# Brief:
Lines that hold the word "Рабочий" should be located and copied.

Extracted data start

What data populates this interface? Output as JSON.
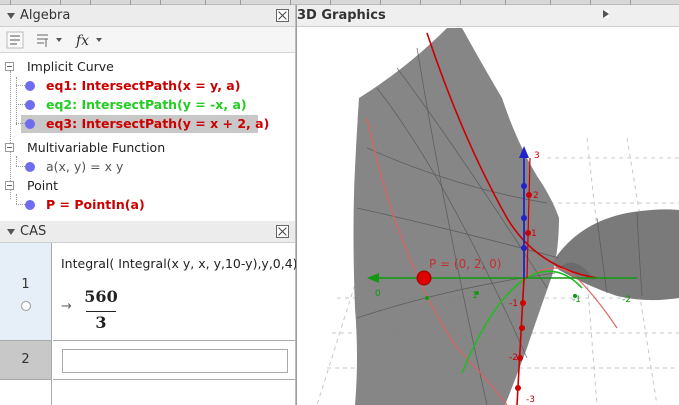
{
  "algebra": {
    "title": "Algebra",
    "categories": [
      {
        "label": "Implicit Curve",
        "items": [
          {
            "text": "eq1: IntersectPath(x = y, a)",
            "color": "#cc0000"
          },
          {
            "text": "eq2: IntersectPath(y = -x, a)",
            "color": "#22cc22"
          },
          {
            "text": "eq3: IntersectPath(y = x + 2, a)",
            "color": "#cc0000",
            "selected": true
          }
        ]
      },
      {
        "label": "Multivariable Function",
        "items": [
          {
            "text": "a(x, y) = x y",
            "color": "#555555"
          }
        ]
      },
      {
        "label": "Point",
        "items": [
          {
            "text": "P = PointIn(a)",
            "color": "#cc0000"
          }
        ]
      }
    ]
  },
  "cas": {
    "title": "CAS",
    "rows": [
      {
        "num": "1",
        "input": "Integral( Integral(x y, x, y,10-y),y,0,4)",
        "arrow": "→",
        "numerator": "560",
        "denominator": "3"
      },
      {
        "num": "2",
        "input": ""
      }
    ]
  },
  "graphics": {
    "title": "3D Graphics",
    "point_label": "P = (0, 2, 0)",
    "x_ticks": [
      "0",
      "1",
      "-1",
      "-2"
    ],
    "z_ticks": [
      "3",
      "2",
      "1",
      "-1",
      "-2",
      "-3"
    ],
    "surface_color": "#808080"
  }
}
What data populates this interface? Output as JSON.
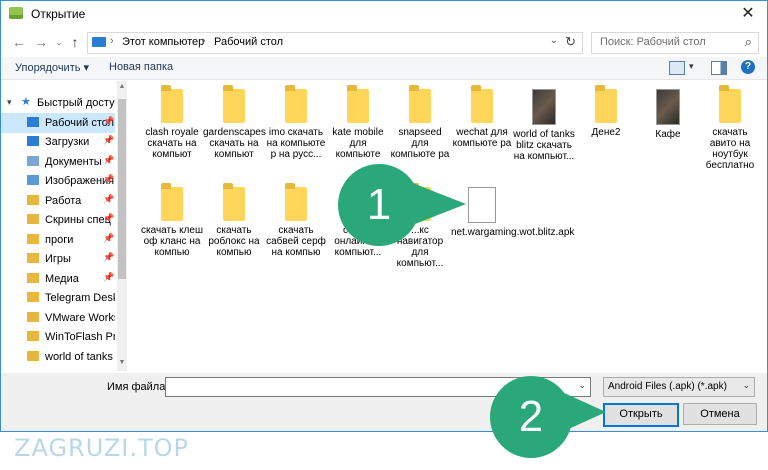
{
  "window": {
    "title": "Открытие"
  },
  "nav": {
    "address": [
      "Этот компьютер",
      "Рабочий стол"
    ],
    "search_placeholder": "Поиск: Рабочий стол"
  },
  "toolbar": {
    "organize": "Упорядочить",
    "new_folder": "Новая папка"
  },
  "sidebar": {
    "items": [
      {
        "label": "Быстрый доступ",
        "icon": "star-icon",
        "pinned": false
      },
      {
        "label": "Рабочий стол",
        "icon": "desktop-icon",
        "pinned": true
      },
      {
        "label": "Загрузки",
        "icon": "download-icon",
        "pinned": true
      },
      {
        "label": "Документы",
        "icon": "documents-icon",
        "pinned": true
      },
      {
        "label": "Изображения",
        "icon": "images-icon",
        "pinned": true
      },
      {
        "label": "Работа",
        "icon": "folder-icon",
        "pinned": true
      },
      {
        "label": "Скрины спец",
        "icon": "folder-icon",
        "pinned": true
      },
      {
        "label": "проги",
        "icon": "folder-icon",
        "pinned": true
      },
      {
        "label": "Игры",
        "icon": "folder-icon",
        "pinned": true
      },
      {
        "label": "Медиа",
        "icon": "folder-icon",
        "pinned": true
      },
      {
        "label": "Telegram Desktop",
        "icon": "folder-icon",
        "pinned": false
      },
      {
        "label": "VMware Workstation",
        "icon": "folder-icon",
        "pinned": false
      },
      {
        "label": "WinToFlash Prof",
        "icon": "folder-icon",
        "pinned": false
      },
      {
        "label": "world of tanks b",
        "icon": "folder-icon",
        "pinned": false
      }
    ]
  },
  "files": [
    {
      "label": "clash royale скачать на компьют",
      "kind": "folder"
    },
    {
      "label": "gardenscapes скачать на компьют",
      "kind": "folder"
    },
    {
      "label": "imo скачать на компьюте р на русс...",
      "kind": "folder"
    },
    {
      "label": "kate mobile для компьюте",
      "kind": "folder"
    },
    {
      "label": "snapseed для компьюте ра",
      "kind": "folder"
    },
    {
      "label": "wechat для компьюте ра",
      "kind": "folder"
    },
    {
      "label": "world of tanks blitz скачать на компьют...",
      "kind": "thumb"
    },
    {
      "label": "Дене2",
      "kind": "folder"
    },
    {
      "label": "Кафе",
      "kind": "thumb"
    },
    {
      "label": "скачать авито на ноутбук бесплатно",
      "kind": "folder"
    },
    {
      "label": "скачать клеш оф кланс на компью",
      "kind": "folder"
    },
    {
      "label": "скачать роблокс на компью",
      "kind": "folder"
    },
    {
      "label": "скачать сабвей серф на компью",
      "kind": "folder"
    },
    {
      "label": "сбер... онлайн на компьют...",
      "kind": "folder"
    },
    {
      "label": "...кс навигатор для компьют...",
      "kind": "folder"
    },
    {
      "label": "net.wargaming.wot.blitz.apk",
      "kind": "file"
    }
  ],
  "footer": {
    "filename_label": "Имя файла:",
    "filename_value": "",
    "filetype": "Android Files (.apk) (*.apk)",
    "open": "Открыть",
    "cancel": "Отмена"
  },
  "annotations": {
    "bubble1": "1",
    "bubble2": "2"
  },
  "watermark": "ZAGRUZI.TOP",
  "colors": {
    "accent": "#0078d7",
    "bubble": "#2aa87a",
    "selection": "#cce8ff"
  }
}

Extracted data end

# In response:
      "Рабочий стол"
    "search_placeholder": "Поиск: Рабочий стол"
        "label": "Рабочий стол",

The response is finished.